--- PROBLEM DESCRIPTION ---
Using the data beneath, show every line that includes the word "beautiful".

(A block of data)
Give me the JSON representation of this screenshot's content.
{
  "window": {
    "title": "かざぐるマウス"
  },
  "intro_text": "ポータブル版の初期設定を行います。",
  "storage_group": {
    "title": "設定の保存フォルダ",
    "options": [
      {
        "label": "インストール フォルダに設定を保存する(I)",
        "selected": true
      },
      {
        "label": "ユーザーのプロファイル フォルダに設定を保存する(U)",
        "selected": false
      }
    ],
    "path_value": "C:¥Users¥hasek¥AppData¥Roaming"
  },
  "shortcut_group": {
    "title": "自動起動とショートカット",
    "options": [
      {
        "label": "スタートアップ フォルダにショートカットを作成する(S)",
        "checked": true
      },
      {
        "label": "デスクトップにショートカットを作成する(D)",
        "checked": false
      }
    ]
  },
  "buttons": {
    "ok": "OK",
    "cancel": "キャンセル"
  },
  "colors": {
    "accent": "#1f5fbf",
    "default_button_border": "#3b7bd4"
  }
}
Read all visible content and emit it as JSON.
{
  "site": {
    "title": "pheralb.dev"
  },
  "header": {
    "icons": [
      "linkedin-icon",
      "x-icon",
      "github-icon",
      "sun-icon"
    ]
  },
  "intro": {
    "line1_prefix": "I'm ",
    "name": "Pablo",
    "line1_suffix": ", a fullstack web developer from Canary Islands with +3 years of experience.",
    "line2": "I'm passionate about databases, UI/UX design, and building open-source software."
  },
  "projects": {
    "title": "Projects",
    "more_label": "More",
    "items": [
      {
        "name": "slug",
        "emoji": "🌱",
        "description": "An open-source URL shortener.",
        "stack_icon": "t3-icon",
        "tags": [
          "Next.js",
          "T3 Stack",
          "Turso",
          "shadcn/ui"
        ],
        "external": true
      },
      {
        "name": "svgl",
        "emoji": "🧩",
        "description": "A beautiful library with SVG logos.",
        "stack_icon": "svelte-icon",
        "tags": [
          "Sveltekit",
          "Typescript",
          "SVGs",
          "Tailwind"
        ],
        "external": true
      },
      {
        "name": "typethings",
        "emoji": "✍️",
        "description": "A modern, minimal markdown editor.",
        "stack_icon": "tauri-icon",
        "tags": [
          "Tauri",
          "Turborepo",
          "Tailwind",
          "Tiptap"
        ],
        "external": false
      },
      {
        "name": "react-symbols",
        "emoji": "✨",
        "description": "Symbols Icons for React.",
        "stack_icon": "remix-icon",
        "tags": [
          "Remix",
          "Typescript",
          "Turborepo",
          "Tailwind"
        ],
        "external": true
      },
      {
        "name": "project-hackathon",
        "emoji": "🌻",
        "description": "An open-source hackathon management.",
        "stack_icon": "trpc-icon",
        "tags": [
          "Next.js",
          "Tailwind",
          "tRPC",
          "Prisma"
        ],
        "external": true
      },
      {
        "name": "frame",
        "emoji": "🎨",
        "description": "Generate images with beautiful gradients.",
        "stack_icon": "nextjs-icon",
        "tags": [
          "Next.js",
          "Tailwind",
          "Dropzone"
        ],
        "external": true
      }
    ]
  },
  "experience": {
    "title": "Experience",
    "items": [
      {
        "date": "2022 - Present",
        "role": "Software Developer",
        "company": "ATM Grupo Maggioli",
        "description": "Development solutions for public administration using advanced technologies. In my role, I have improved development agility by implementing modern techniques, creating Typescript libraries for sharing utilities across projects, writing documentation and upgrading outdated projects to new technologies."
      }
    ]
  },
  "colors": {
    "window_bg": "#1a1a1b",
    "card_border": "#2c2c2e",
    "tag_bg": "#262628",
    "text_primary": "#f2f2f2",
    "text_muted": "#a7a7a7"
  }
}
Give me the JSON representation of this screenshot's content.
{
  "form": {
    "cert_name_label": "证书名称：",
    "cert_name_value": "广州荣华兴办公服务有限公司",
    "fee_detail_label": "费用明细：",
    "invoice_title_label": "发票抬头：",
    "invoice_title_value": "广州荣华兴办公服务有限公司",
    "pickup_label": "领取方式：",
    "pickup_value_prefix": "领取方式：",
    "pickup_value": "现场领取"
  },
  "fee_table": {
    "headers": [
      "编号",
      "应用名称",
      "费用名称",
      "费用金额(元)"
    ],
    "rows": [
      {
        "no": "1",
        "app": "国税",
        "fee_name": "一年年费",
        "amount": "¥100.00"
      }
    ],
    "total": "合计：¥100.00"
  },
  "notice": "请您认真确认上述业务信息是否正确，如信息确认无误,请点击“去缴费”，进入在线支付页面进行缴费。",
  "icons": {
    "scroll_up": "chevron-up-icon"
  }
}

--- WRITTEN SOLUTION ---
        "description": "A beautiful library with SVG logos.",
        "description": "Generate images with beautiful gradients.",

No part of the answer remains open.